Stated exercise ▸
Extract every line of the items below that contains the word "valve", and copy each such line in full.

**** Records provided

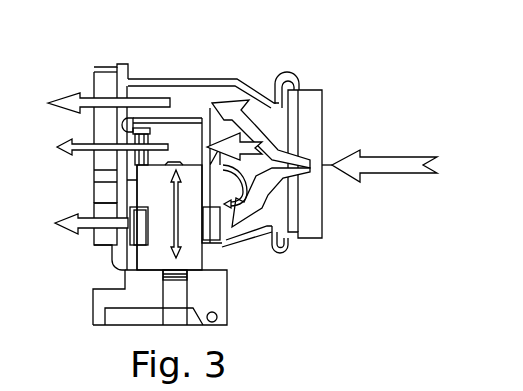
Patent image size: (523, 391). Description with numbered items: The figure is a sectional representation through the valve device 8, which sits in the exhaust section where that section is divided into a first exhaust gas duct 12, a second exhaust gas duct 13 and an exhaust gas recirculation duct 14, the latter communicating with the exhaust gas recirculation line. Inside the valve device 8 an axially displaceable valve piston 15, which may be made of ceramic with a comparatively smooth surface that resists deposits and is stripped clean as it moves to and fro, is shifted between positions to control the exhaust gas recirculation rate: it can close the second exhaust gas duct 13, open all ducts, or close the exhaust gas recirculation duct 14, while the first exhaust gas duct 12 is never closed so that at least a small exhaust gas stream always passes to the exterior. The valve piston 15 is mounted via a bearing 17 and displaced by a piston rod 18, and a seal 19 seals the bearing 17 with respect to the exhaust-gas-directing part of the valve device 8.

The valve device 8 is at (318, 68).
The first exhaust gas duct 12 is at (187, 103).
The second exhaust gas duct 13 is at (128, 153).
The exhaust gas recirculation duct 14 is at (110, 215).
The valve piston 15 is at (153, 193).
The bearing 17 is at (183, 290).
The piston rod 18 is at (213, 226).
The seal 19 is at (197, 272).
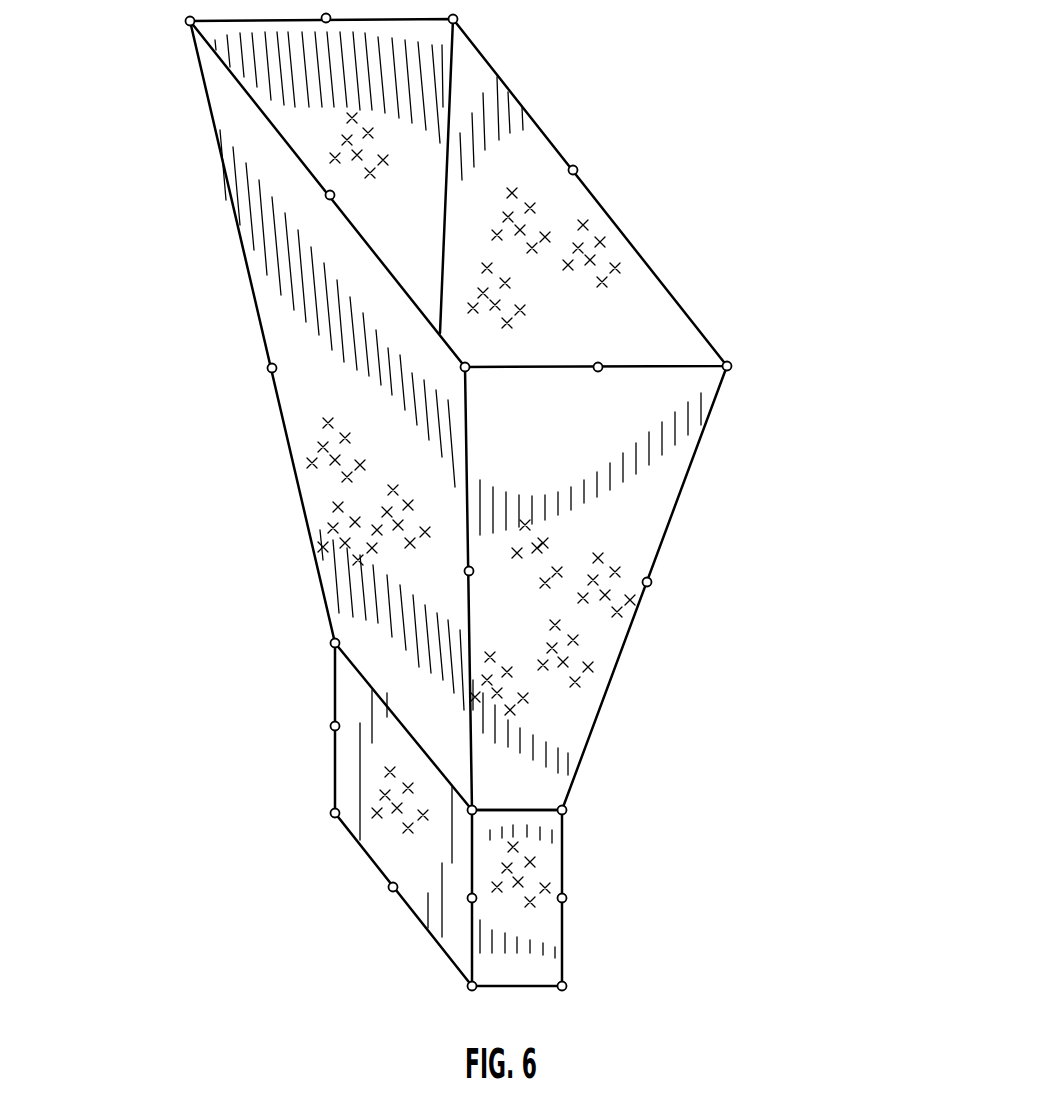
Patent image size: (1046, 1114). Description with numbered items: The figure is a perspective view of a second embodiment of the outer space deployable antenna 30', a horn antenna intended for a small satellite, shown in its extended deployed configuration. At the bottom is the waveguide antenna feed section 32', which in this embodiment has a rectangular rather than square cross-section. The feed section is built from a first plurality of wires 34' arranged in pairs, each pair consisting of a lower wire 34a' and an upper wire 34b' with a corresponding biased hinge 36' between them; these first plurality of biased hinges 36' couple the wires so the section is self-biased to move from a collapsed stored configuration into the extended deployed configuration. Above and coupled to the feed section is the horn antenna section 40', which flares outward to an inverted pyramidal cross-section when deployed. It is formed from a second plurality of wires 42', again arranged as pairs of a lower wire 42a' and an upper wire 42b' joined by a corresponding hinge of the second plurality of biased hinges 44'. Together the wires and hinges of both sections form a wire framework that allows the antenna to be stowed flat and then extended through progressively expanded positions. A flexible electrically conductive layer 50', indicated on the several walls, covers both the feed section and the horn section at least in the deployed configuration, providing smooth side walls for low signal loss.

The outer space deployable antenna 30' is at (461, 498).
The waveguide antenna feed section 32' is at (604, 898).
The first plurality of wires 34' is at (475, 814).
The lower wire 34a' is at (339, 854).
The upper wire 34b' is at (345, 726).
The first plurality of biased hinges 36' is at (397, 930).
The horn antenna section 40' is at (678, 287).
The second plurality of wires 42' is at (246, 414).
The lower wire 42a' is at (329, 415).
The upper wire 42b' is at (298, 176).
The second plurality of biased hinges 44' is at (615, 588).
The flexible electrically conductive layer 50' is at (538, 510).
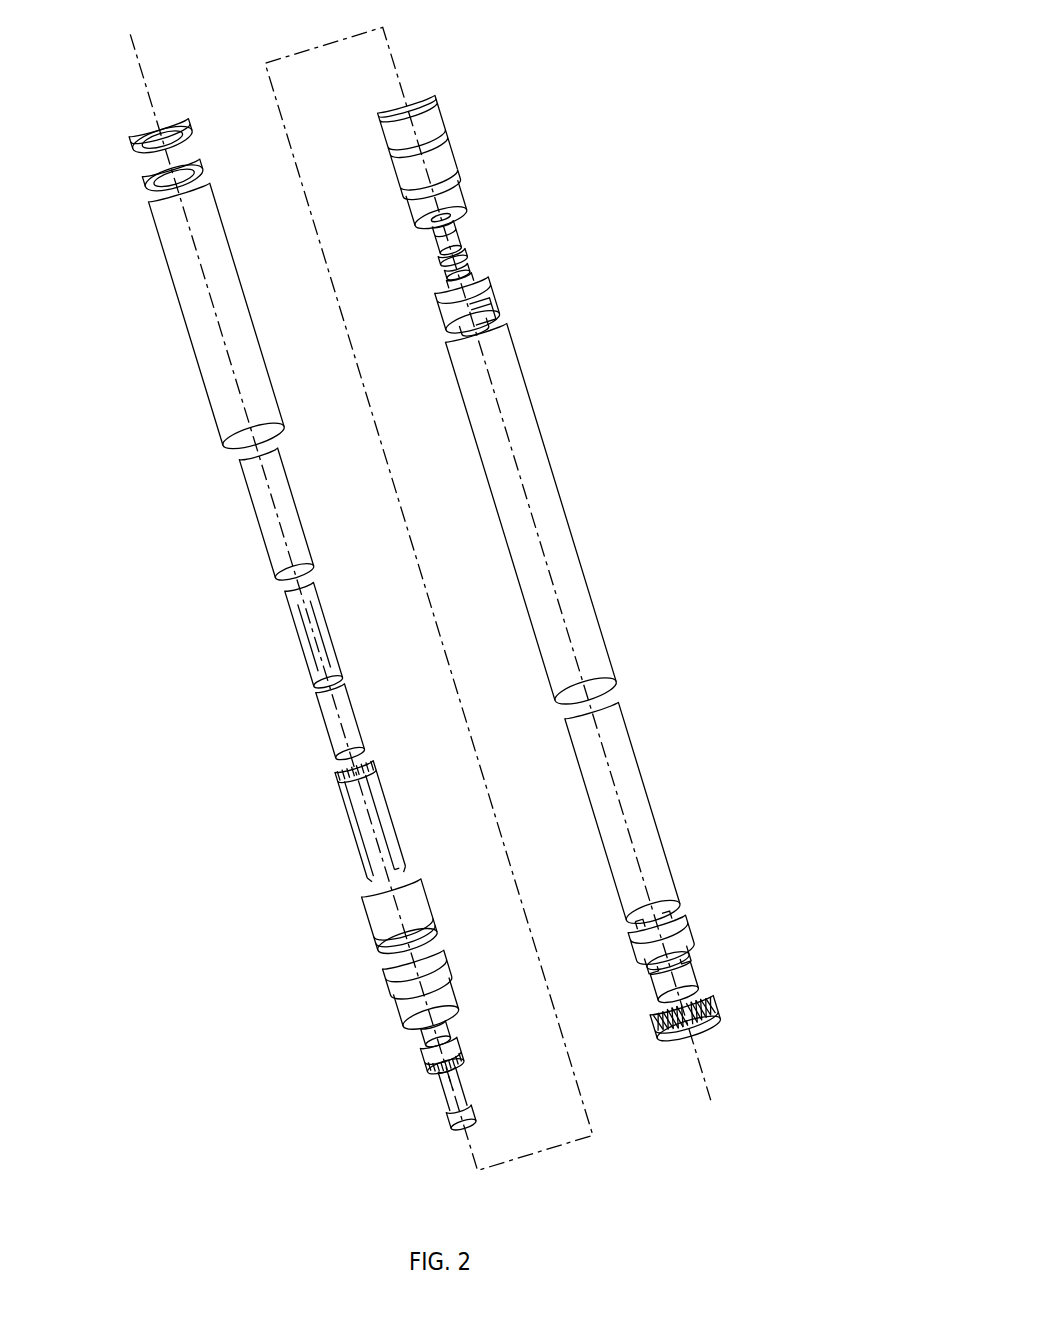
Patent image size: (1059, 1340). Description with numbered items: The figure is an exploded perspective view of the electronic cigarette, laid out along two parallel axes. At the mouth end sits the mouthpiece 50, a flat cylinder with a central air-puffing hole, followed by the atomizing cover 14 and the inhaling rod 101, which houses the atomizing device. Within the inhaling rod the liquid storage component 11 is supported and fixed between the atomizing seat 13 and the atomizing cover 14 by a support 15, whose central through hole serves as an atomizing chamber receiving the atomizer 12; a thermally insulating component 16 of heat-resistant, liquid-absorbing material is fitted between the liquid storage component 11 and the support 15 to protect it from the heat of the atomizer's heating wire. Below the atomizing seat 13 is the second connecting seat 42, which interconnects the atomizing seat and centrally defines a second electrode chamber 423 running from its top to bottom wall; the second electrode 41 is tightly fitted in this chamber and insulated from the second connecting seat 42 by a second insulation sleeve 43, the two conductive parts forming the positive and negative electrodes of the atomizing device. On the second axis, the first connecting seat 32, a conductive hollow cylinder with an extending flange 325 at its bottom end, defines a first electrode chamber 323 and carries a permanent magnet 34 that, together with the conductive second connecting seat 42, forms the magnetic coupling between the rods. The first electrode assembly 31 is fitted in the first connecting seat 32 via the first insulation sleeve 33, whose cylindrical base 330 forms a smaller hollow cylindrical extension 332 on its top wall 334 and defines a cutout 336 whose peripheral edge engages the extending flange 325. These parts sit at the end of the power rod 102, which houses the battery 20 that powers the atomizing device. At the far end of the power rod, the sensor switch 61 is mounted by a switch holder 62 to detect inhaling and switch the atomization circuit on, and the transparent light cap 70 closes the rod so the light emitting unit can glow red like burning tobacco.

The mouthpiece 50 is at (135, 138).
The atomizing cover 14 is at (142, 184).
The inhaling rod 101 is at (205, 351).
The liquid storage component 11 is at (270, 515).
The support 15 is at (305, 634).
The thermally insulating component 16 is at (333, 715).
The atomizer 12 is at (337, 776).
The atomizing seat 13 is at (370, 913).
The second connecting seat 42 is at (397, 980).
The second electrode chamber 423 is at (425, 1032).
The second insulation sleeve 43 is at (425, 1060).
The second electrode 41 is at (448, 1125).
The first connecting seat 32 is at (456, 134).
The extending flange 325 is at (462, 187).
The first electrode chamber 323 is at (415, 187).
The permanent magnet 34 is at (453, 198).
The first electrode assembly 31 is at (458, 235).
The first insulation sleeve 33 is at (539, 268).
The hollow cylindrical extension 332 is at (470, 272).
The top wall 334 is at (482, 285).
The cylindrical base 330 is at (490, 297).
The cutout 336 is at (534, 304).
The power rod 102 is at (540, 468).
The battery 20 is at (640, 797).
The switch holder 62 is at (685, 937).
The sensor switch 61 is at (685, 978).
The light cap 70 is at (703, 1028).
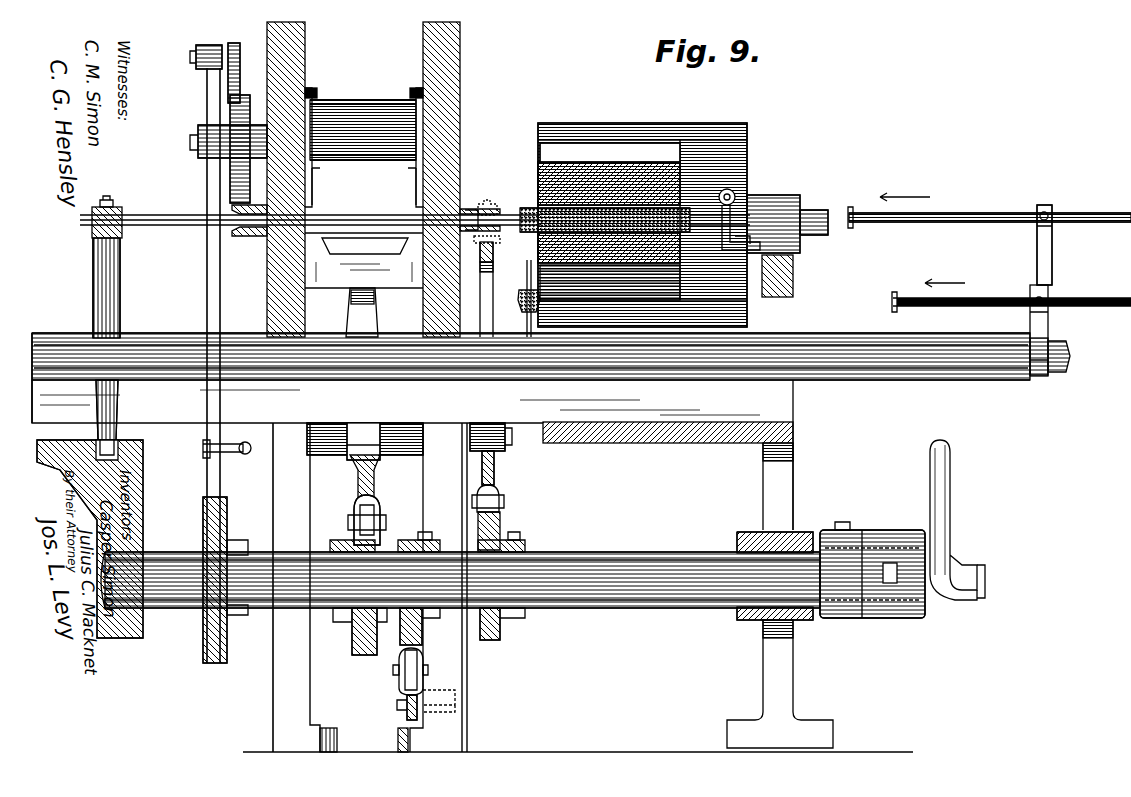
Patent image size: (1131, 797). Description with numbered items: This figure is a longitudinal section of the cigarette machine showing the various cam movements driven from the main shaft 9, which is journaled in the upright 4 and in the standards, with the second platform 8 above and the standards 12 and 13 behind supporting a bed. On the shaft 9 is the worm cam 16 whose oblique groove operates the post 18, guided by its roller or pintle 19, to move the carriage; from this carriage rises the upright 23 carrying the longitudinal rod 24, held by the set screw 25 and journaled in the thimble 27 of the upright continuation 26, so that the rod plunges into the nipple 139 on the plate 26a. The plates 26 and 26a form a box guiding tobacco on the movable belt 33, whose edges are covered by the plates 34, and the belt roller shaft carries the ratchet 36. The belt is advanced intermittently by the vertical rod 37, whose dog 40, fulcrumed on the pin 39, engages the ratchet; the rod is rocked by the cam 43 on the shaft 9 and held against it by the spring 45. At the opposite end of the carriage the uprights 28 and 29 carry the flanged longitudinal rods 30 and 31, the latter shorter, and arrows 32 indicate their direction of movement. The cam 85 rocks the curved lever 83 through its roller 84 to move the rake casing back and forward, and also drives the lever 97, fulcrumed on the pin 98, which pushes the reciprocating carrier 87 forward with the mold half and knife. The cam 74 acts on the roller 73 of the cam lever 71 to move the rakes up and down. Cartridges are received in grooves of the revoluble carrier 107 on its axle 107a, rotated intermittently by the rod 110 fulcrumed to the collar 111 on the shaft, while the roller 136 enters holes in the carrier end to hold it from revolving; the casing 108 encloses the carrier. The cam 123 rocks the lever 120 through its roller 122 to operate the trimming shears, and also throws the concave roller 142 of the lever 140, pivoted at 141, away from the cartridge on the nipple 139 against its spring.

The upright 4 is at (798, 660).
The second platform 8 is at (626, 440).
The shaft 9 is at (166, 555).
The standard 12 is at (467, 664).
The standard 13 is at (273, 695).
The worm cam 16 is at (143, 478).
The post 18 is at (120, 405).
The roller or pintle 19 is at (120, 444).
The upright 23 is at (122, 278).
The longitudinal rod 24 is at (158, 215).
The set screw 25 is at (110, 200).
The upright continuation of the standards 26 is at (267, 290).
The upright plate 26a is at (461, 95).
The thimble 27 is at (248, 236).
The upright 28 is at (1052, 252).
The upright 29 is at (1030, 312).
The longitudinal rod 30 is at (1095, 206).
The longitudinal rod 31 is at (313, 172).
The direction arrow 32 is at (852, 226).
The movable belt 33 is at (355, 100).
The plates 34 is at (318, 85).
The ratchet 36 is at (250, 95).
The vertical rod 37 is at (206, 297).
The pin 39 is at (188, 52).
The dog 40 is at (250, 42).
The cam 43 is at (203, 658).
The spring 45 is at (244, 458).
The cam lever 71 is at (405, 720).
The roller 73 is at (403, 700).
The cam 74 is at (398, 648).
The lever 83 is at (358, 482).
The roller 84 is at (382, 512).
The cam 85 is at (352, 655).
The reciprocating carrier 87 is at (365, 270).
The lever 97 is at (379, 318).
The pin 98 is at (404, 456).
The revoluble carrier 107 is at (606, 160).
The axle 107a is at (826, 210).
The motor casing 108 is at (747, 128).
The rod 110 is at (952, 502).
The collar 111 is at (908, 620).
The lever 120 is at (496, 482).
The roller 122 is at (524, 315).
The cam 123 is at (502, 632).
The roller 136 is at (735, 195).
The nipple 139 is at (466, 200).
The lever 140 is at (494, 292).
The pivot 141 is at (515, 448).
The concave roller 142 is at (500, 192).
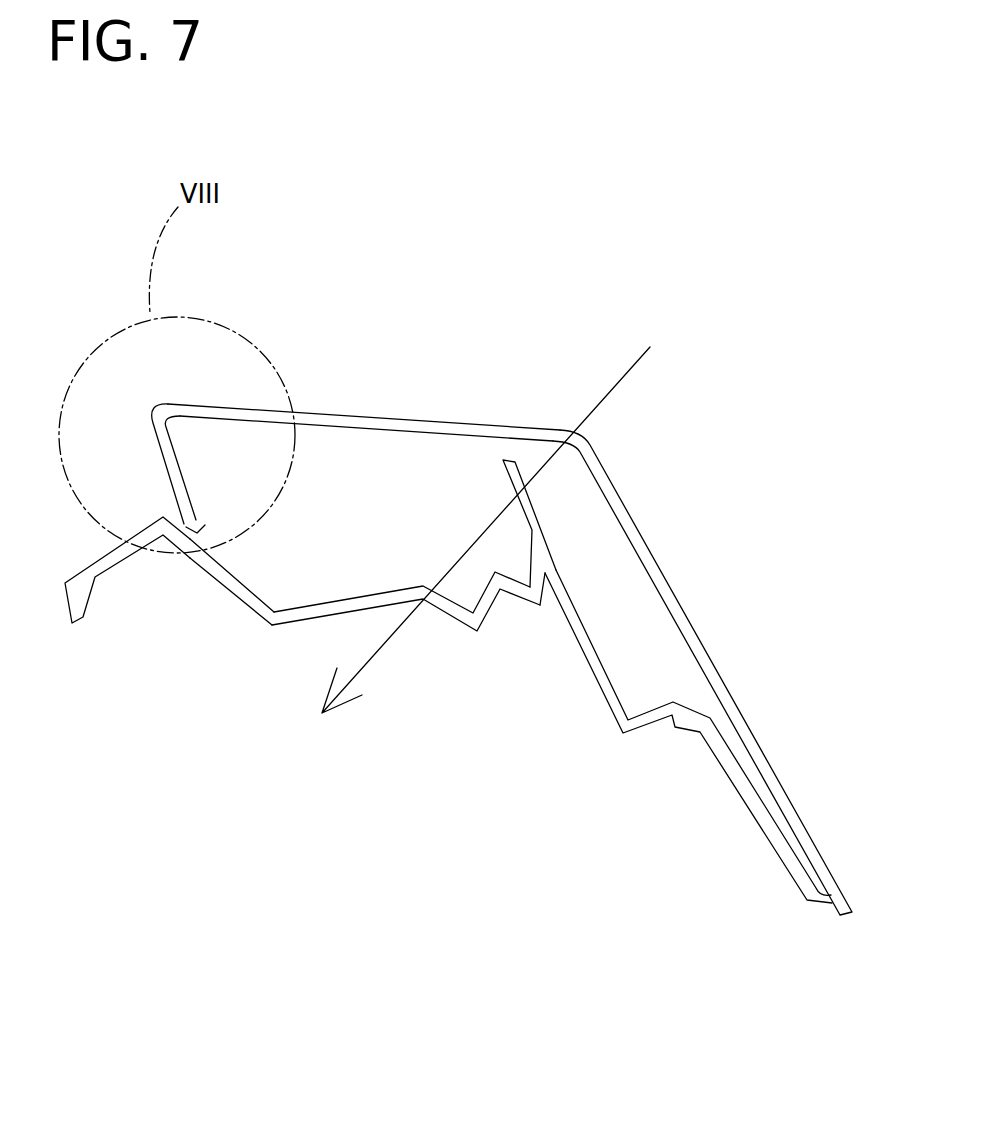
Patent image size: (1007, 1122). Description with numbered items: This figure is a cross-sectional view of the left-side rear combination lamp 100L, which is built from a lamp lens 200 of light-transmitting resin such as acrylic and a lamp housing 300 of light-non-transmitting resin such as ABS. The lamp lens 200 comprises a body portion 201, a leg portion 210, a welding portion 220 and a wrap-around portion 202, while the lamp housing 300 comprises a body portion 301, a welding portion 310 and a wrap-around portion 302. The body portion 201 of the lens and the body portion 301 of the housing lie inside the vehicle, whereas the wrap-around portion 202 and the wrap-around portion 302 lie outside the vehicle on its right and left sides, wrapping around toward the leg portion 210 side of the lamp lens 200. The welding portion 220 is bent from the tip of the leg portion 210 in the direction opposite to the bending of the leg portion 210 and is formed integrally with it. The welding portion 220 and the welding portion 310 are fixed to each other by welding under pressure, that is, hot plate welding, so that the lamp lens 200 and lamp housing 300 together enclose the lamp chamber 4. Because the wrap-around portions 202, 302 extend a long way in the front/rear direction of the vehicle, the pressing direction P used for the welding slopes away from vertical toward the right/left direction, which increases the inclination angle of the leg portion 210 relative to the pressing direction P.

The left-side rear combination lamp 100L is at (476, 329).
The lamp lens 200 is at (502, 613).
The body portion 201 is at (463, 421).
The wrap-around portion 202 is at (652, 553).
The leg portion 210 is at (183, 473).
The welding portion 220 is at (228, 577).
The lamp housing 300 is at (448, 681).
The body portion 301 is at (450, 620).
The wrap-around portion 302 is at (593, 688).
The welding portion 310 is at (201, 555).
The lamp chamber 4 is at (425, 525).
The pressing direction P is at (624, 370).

********

Result of this exercise ▸
Patent image size: (523, 391). Description with numbered items: The figure is a sectional representation through the valve device 8, which sits in the exhaust section where that section is divided into a first exhaust gas duct 12, a second exhaust gas duct 13 and an exhaust gas recirculation duct 14, the latter communicating with the exhaust gas recirculation line. Inside the valve device 8 an axially displaceable valve piston 15, which may be made of ceramic with a comparatively smooth surface that resists deposits and is stripped clean as it moves to and fro, is shifted between positions to control the exhaust gas recirculation rate: it can close the second exhaust gas duct 13, open all ducts, or close the exhaust gas recirculation duct 14, while the first exhaust gas duct 12 is never closed so that at least a small exhaust gas stream always passes to the exterior. The valve piston 15 is mounted via a bearing 17 and displaced by a piston rod 18, and a seal 19 seals the bearing 17 with respect to the exhaust-gas-directing part of the valve device 8.
The valve device 8 is at (318, 68).
The valve piston 15 is at (153, 193).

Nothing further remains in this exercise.